**INPUT DATA:**
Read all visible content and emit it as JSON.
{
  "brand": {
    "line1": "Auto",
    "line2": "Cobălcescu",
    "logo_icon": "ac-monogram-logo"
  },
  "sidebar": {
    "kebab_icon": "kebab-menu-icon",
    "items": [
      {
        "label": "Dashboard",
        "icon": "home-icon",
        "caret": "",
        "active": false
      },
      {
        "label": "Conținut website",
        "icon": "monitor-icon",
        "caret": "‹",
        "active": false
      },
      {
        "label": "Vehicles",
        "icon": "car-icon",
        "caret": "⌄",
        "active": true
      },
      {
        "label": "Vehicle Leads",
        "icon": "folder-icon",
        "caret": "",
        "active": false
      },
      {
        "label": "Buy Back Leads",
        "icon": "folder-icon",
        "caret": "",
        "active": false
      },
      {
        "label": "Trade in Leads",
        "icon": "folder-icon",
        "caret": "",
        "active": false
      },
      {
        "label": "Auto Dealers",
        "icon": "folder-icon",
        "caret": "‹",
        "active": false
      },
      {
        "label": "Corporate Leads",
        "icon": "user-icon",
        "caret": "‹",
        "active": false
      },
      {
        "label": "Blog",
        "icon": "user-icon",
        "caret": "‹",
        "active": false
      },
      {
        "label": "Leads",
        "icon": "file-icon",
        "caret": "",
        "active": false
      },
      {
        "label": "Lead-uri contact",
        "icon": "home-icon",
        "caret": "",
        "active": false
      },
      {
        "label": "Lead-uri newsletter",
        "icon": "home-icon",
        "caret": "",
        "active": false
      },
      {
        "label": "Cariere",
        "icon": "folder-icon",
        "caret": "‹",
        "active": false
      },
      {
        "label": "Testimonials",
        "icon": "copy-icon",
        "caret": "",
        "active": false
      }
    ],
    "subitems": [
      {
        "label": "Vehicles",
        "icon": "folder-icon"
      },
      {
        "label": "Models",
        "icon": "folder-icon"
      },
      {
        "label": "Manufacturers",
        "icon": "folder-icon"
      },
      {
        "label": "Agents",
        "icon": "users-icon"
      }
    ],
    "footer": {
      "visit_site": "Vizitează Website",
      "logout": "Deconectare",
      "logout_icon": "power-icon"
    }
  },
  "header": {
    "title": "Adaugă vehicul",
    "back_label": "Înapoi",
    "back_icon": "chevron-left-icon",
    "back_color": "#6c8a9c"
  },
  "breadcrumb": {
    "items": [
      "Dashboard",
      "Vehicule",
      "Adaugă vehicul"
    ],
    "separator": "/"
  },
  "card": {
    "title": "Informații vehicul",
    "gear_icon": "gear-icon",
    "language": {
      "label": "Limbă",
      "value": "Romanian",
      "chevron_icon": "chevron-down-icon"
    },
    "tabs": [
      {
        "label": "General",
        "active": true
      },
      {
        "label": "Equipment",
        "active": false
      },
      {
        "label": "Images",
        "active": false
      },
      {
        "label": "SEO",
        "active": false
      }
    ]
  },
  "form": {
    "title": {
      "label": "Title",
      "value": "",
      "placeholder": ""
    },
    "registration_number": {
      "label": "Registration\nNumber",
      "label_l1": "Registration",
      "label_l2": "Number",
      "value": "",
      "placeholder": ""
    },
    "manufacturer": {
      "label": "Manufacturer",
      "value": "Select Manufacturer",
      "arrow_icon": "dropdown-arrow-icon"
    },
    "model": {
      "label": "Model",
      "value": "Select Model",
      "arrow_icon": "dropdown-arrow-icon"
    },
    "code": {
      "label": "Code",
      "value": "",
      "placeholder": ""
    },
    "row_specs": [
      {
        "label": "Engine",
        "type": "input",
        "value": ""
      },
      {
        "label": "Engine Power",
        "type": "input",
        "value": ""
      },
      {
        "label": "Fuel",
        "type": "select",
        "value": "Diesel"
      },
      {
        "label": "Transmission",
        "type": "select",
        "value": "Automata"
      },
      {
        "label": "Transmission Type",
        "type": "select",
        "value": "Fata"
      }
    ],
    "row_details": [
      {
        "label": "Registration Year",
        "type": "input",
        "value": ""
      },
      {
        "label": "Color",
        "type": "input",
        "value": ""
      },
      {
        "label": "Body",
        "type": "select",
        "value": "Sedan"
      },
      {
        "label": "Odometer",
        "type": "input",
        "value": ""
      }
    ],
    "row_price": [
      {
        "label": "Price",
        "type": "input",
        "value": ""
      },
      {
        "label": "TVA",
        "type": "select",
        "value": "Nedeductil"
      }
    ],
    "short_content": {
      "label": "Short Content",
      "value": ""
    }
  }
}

**WHAT IS NEEDED:** Quote the data in full, keeping each word unchanged.

**CORRECT OUTPUT:**
Read all visible content and emit it as JSON.
{
  "brand": {
    "line1": "Auto",
    "line2": "Cobălcescu",
    "logo_icon": "ac-monogram-logo"
  },
  "sidebar": {
    "kebab_icon": "kebab-menu-icon",
    "items": [
      {
        "label": "Dashboard",
        "icon": "home-icon",
        "caret": "",
        "active": false
      },
      {
        "label": "Conținut website",
        "icon": "monitor-icon",
        "caret": "‹",
        "active": false
      },
      {
        "label": "Vehicles",
        "icon": "car-icon",
        "caret": "⌄",
        "active": true
      },
      {
        "label": "Vehicle Leads",
        "icon": "folder-icon",
        "caret": "",
        "active": false
      },
      {
        "label": "Buy Back Leads",
        "icon": "folder-icon",
        "caret": "",
        "active": false
      },
      {
        "label": "Trade in Leads",
        "icon": "folder-icon",
        "caret": "",
        "active": false
      },
      {
        "label": "Auto Dealers",
        "icon": "folder-icon",
        "caret": "‹",
        "active": false
      },
      {
        "label": "Corporate Leads",
        "icon": "user-icon",
        "caret": "‹",
        "active": false
      },
      {
        "label": "Blog",
        "icon": "user-icon",
        "caret": "‹",
        "active": false
      },
      {
        "label": "Leads",
        "icon": "file-icon",
        "caret": "",
        "active": false
      },
      {
        "label": "Lead-uri contact",
        "icon": "home-icon",
        "caret": "",
        "active": false
      },
      {
        "label": "Lead-uri newsletter",
        "icon": "home-icon",
        "caret": "",
        "active": false
      },
      {
        "label": "Cariere",
        "icon": "folder-icon",
        "caret": "‹",
        "active": false
      },
      {
        "label": "Testimonials",
        "icon": "copy-icon",
        "caret": "",
        "active": false
      }
    ],
    "subitems": [
      {
        "label": "Vehicles",
        "icon": "folder-icon"
      },
      {
        "label": "Models",
        "icon": "folder-icon"
      },
      {
        "label": "Manufacturers",
        "icon": "folder-icon"
      },
      {
        "label": "Agents",
        "icon": "users-icon"
      }
    ],
    "footer": {
      "visit_site": "Vizitează Website",
      "logout": "Deconectare",
      "logout_icon": "power-icon"
    }
  },
  "header": {
    "title": "Adaugă vehicul",
    "back_label": "Înapoi",
    "back_icon": "chevron-left-icon",
    "back_color": "#6c8a9c"
  },
  "breadcrumb": {
    "items": [
      "Dashboard",
      "Vehicule",
      "Adaugă vehicul"
    ],
    "separator": "/"
  },
  "card": {
    "title": "Informații vehicul",
    "gear_icon": "gear-icon",
    "language": {
      "label": "Limbă",
      "value": "Romanian",
      "chevron_icon": "chevron-down-icon"
    },
    "tabs": [
      {
        "label": "General",
        "active": true
      },
      {
        "label": "Equipment",
        "active": false
      },
      {
        "label": "Images",
        "active": false
      },
      {
        "label": "SEO",
        "active": false
      }
    ]
  },
  "form": {
    "title": {
      "label": "Title",
      "value": "",
      "placeholder": ""
    },
    "registration_number": {
      "label": "Registration\nNumber",
      "label_l1": "Registration",
      "label_l2": "Number",
      "value": "",
      "placeholder": ""
    },
    "manufacturer": {
      "label": "Manufacturer",
      "value": "Select Manufacturer",
      "arrow_icon": "dropdown-arrow-icon"
    },
    "model": {
      "label": "Model",
      "value": "Select Model",
      "arrow_icon": "dropdown-arrow-icon"
    },
    "code": {
      "label": "Code",
      "value": "",
      "placeholder": ""
    },
    "row_specs": [
      {
        "label": "Engine",
        "type": "input",
        "value": ""
      },
      {
        "label": "Engine Power",
        "type": "input",
        "value": ""
      },
      {
        "label": "Fuel",
        "type": "select",
        "value": "Diesel"
      },
      {
        "label": "Transmission",
        "type": "select",
        "value": "Automata"
      },
      {
        "label": "Transmission Type",
        "type": "select",
        "value": "Fata"
      }
    ],
    "row_details": [
      {
        "label": "Registration Year",
        "type": "input",
        "value": ""
      },
      {
        "label": "Color",
        "type": "input",
        "value": ""
      },
      {
        "label": "Body",
        "type": "select",
        "value": "Sedan"
      },
      {
        "label": "Odometer",
        "type": "input",
        "value": ""
      }
    ],
    "row_price": [
      {
        "label": "Price",
        "type": "input",
        "value": ""
      },
      {
        "label": "TVA",
        "type": "select",
        "value": "Nedeductil"
      }
    ],
    "short_content": {
      "label": "Short Content",
      "value": ""
    }
  }
}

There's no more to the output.